[Problem to solve] Search the material below for the word "Blazing". Copy every line that has it.

━━━━━ Stored rows

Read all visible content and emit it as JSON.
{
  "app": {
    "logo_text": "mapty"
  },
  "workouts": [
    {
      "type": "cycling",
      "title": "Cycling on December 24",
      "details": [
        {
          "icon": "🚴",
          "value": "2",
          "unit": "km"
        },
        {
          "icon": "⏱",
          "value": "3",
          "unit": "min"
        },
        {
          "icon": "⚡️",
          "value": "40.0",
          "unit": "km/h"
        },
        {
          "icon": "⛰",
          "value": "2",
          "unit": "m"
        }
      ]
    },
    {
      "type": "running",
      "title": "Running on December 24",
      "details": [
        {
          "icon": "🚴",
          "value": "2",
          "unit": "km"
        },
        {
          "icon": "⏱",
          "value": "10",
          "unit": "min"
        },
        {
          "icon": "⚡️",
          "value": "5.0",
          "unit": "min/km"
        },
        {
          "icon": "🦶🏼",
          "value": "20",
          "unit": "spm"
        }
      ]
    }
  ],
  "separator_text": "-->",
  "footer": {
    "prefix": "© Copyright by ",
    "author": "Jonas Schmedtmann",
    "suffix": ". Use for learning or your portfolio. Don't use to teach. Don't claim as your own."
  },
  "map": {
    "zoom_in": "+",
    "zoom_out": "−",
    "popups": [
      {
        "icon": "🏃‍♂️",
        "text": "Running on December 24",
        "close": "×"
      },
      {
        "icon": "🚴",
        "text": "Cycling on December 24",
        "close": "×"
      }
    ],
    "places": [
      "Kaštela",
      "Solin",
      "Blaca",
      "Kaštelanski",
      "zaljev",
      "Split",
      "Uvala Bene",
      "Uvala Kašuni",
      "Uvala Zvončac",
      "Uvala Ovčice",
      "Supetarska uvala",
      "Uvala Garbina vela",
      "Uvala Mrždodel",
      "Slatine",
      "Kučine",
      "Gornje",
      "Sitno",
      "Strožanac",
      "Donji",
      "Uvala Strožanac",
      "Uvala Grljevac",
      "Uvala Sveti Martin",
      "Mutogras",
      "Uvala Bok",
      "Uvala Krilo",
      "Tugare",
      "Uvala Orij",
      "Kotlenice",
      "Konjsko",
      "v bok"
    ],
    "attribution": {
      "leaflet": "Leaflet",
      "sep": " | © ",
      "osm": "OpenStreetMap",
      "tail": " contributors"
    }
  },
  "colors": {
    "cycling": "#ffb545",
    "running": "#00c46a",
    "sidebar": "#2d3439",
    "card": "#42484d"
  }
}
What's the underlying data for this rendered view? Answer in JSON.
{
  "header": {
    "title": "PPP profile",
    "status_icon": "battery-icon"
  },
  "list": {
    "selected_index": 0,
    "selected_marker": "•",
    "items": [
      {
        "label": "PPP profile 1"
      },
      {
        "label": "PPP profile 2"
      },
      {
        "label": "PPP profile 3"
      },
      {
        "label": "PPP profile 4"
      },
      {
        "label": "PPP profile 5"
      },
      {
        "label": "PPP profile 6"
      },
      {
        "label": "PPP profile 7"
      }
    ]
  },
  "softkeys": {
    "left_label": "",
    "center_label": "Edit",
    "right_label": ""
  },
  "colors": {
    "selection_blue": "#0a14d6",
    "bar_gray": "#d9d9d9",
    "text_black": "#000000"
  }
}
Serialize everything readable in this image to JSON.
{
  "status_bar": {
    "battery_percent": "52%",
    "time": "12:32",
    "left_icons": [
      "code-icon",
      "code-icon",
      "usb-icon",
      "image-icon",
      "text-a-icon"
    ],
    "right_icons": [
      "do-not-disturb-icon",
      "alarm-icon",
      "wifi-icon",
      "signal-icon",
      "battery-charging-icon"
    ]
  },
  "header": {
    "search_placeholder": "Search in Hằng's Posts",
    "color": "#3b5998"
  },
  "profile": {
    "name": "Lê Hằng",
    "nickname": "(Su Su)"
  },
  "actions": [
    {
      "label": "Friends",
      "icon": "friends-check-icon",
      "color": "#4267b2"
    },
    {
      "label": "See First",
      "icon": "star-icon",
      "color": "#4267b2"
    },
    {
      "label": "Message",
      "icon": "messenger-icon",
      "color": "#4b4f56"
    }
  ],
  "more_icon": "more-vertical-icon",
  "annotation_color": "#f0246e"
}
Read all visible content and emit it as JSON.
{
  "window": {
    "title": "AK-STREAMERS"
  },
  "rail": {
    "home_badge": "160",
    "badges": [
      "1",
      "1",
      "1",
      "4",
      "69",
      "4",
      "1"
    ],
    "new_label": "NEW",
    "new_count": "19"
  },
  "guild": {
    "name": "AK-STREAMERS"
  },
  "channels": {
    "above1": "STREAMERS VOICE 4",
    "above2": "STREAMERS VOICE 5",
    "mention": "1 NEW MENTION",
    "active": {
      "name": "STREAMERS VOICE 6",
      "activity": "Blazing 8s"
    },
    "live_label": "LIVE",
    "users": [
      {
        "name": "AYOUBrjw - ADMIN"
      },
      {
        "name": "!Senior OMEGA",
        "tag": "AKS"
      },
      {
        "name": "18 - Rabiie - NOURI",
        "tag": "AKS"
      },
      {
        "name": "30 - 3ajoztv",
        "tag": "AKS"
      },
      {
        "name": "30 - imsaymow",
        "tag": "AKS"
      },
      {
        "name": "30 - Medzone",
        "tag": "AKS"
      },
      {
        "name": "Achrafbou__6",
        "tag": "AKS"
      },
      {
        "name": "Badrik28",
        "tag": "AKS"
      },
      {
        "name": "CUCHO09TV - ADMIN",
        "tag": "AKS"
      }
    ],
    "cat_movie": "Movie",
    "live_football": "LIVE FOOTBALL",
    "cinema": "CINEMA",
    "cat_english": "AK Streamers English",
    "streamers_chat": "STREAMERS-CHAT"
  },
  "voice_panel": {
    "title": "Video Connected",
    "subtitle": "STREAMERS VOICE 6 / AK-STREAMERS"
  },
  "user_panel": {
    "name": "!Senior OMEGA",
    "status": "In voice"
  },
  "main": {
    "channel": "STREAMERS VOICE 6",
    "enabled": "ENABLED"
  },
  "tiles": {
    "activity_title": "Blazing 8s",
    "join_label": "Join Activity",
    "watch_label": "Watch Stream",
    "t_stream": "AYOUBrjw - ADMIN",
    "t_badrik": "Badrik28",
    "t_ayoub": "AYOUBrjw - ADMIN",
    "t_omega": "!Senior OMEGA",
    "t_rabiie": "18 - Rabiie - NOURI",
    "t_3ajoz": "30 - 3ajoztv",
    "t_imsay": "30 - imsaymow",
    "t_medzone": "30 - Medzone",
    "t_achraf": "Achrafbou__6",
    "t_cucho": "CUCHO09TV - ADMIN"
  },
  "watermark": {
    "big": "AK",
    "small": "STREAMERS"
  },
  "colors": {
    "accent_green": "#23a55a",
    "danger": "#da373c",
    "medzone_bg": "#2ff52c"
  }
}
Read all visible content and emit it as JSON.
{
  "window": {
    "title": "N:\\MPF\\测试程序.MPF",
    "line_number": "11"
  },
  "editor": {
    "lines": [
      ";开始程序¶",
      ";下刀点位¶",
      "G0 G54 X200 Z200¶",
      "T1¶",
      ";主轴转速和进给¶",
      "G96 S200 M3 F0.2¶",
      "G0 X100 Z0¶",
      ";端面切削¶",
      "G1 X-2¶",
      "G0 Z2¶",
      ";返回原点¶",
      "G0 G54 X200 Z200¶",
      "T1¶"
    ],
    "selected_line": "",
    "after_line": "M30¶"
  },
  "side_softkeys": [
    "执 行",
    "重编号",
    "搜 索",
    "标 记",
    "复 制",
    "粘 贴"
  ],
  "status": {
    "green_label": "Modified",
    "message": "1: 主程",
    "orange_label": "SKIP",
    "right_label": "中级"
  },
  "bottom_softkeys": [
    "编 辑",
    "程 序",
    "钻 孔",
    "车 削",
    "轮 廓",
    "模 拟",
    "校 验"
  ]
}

━━━━━━━━━━

[Solution to this exercise]
      "activity": "Blazing 8s"
    "activity_title": "Blazing 8s",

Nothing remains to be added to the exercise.